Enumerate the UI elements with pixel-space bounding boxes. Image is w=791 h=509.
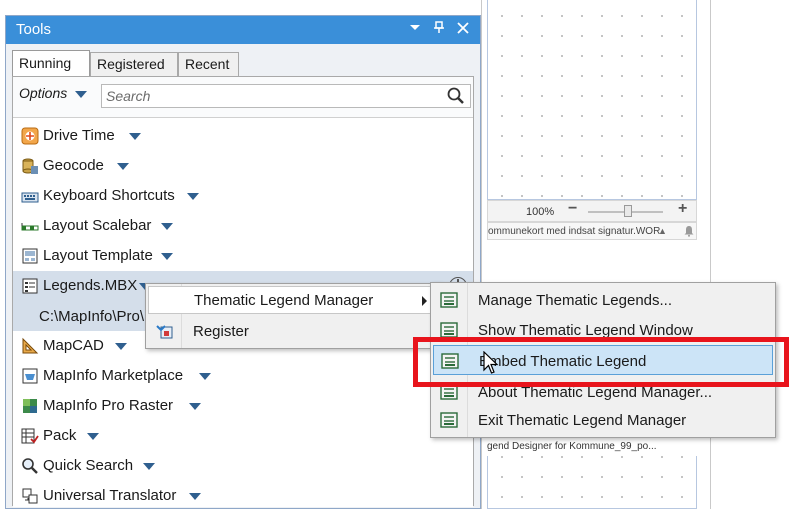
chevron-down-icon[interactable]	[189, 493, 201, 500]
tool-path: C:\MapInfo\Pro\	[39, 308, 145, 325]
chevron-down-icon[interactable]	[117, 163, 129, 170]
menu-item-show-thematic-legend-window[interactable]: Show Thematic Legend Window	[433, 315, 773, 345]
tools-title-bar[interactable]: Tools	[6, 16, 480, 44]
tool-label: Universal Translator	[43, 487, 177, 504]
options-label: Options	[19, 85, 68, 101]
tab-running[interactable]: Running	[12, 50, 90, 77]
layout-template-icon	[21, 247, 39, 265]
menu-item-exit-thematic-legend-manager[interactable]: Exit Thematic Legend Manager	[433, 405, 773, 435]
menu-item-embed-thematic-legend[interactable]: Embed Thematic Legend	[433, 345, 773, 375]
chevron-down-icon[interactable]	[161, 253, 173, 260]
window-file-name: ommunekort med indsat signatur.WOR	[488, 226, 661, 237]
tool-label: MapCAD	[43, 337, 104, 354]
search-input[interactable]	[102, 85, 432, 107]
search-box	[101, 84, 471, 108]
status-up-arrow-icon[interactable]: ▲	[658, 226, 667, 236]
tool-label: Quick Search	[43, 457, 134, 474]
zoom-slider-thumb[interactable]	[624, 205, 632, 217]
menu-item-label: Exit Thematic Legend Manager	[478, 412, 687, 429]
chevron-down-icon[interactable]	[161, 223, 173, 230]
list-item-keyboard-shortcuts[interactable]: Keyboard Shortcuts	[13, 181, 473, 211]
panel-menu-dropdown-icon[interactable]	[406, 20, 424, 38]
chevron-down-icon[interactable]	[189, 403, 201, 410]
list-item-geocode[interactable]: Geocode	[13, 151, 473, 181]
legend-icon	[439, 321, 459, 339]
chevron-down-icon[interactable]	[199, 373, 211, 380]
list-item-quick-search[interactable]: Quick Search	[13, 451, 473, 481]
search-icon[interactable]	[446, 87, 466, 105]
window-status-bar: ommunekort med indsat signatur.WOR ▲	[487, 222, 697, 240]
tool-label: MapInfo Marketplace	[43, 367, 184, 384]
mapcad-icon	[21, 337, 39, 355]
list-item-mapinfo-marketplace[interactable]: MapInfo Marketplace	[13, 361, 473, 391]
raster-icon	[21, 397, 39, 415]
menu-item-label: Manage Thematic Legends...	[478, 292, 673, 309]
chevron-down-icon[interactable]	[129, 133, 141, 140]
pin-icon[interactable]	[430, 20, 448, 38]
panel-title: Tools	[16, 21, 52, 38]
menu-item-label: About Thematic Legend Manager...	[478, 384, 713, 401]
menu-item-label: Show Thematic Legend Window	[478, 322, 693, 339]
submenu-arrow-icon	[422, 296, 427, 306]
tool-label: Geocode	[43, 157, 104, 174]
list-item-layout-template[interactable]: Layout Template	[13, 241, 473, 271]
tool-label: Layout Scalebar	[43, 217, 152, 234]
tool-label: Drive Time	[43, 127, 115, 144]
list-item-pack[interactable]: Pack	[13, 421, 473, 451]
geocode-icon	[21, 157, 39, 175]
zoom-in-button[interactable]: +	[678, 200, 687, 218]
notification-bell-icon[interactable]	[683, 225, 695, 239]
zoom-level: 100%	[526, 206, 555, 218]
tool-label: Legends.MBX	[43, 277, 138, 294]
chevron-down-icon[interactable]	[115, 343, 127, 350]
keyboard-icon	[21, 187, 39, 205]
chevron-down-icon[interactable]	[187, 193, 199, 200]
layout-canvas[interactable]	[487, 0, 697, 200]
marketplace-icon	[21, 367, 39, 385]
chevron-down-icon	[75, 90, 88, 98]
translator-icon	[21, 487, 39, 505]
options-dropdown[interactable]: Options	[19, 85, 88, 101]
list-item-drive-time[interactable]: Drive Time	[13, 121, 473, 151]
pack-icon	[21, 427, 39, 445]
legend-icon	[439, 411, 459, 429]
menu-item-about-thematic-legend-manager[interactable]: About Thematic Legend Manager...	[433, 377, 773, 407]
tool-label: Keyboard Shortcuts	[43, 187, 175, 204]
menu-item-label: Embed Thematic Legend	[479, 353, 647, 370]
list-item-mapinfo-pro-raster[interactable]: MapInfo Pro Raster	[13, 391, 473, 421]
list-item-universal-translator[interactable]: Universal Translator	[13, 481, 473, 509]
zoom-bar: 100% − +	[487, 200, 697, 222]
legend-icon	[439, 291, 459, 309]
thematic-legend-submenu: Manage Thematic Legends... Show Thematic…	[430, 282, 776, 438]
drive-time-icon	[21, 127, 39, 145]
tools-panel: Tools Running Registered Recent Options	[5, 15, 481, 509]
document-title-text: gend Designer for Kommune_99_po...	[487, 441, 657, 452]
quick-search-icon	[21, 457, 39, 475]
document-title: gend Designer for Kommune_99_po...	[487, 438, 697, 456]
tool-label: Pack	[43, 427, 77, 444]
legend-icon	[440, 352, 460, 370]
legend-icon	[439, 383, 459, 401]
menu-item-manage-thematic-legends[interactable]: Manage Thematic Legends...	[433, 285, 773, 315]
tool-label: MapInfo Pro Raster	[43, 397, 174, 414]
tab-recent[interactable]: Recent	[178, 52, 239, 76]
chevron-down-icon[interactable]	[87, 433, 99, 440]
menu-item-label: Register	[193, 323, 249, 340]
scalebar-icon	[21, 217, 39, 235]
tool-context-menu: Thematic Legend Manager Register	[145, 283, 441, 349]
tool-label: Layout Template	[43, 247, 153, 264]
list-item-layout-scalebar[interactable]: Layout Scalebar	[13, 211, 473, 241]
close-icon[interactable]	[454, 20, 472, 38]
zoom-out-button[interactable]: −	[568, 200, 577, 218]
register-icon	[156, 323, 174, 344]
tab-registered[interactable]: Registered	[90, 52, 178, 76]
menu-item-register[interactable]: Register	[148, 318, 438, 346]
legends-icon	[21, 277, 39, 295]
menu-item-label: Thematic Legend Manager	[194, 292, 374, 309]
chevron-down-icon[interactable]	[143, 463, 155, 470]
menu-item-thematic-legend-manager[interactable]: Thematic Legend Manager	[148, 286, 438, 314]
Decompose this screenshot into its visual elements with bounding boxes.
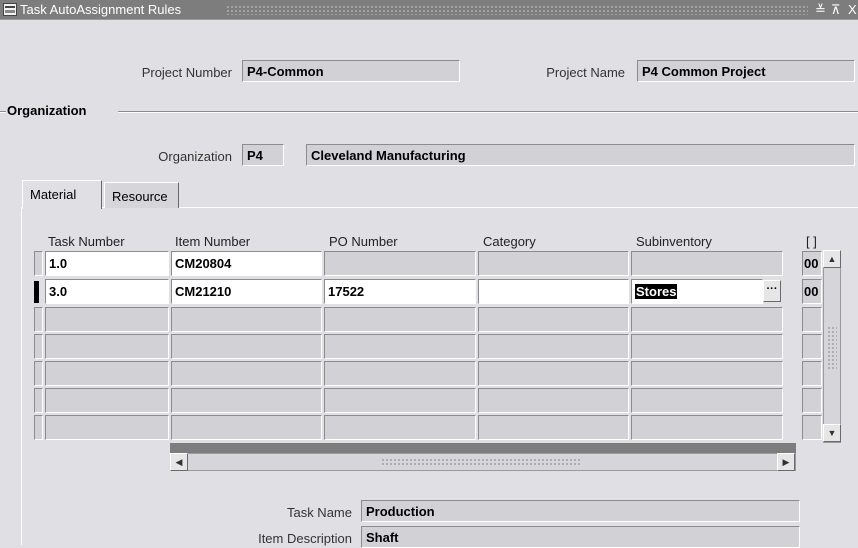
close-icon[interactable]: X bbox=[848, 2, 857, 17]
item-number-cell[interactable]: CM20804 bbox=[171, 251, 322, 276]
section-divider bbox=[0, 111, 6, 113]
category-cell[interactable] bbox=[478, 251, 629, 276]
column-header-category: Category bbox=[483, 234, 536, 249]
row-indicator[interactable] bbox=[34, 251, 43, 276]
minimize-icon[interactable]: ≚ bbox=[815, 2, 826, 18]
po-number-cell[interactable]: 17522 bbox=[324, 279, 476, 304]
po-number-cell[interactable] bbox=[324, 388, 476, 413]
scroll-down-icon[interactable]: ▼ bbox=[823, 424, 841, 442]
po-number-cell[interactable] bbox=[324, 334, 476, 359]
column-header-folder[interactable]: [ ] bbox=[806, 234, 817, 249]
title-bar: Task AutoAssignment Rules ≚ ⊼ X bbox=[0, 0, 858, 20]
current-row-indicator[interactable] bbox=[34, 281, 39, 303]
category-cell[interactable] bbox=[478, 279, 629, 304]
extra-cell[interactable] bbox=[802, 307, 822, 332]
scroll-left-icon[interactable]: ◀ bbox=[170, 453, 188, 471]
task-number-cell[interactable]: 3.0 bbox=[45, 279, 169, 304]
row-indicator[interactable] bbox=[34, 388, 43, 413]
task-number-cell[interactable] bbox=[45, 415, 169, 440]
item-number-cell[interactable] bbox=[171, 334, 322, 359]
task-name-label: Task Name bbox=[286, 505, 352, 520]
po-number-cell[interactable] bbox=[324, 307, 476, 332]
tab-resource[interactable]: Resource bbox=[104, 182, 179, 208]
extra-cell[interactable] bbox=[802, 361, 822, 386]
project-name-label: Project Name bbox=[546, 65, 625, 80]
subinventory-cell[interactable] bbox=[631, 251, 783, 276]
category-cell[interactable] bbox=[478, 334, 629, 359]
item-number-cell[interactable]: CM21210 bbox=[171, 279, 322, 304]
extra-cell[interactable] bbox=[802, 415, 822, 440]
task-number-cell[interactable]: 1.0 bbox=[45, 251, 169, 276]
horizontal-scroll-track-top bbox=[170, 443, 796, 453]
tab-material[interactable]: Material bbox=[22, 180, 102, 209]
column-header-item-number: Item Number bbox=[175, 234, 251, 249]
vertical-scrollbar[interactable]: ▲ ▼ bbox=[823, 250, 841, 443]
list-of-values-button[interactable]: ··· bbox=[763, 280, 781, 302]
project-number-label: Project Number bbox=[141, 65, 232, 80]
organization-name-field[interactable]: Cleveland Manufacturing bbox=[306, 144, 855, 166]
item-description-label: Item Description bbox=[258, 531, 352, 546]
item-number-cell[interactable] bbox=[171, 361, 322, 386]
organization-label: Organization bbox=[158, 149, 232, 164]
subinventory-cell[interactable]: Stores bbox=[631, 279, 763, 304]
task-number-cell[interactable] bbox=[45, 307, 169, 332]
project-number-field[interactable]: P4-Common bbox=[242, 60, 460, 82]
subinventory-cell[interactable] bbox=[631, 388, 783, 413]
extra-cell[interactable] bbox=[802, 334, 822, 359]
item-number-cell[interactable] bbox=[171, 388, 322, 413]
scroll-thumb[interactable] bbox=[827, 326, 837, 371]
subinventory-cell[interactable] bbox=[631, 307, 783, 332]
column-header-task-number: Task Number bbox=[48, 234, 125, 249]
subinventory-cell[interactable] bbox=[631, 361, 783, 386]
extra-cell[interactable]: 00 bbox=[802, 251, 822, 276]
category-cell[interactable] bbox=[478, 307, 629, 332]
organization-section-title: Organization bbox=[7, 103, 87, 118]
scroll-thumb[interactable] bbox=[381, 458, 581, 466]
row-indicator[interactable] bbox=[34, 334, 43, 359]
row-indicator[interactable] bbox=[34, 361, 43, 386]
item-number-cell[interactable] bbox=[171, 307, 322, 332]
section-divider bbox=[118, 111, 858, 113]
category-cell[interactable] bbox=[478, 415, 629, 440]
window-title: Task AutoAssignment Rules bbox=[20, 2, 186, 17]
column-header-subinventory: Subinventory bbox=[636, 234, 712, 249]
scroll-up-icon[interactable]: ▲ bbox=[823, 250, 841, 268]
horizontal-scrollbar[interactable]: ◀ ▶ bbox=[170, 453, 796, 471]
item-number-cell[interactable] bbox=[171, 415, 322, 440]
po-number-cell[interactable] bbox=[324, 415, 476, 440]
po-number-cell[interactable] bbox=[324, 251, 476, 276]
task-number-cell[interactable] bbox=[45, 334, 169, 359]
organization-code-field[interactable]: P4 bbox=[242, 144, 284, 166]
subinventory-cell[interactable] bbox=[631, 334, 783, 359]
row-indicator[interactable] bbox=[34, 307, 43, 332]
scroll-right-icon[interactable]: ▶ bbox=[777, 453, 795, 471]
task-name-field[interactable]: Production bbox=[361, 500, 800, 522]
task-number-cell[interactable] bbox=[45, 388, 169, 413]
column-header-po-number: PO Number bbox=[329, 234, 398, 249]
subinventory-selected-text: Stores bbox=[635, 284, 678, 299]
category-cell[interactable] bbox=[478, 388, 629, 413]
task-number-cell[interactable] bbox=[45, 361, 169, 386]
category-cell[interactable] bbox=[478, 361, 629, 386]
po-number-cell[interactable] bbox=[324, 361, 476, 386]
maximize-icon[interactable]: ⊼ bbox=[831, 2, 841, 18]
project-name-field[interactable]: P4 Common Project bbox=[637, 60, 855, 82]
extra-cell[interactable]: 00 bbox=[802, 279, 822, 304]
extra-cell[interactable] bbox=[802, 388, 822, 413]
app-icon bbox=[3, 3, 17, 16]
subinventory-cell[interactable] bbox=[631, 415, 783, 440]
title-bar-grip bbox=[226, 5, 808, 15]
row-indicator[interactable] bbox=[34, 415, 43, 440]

———

▶ WHAT TO DO:
Copy the data lines word for word, beginning at the line that has "493, 201, 500]" and stopping after the line that has "487, 177, 504]".

▶ SOLUTION TO THIS TASK:
chevron-down-icon[interactable]	[189, 493, 201, 500]
tool-path: C:\MapInfo\Pro\	[39, 308, 145, 325]
chevron-down-icon[interactable]	[117, 163, 129, 170]
menu-item-show-thematic-legend-window[interactable]: Show Thematic Legend Window	[433, 315, 773, 345]
tools-title-bar[interactable]: Tools	[6, 16, 480, 44]
tool-label: Universal Translator	[43, 487, 177, 504]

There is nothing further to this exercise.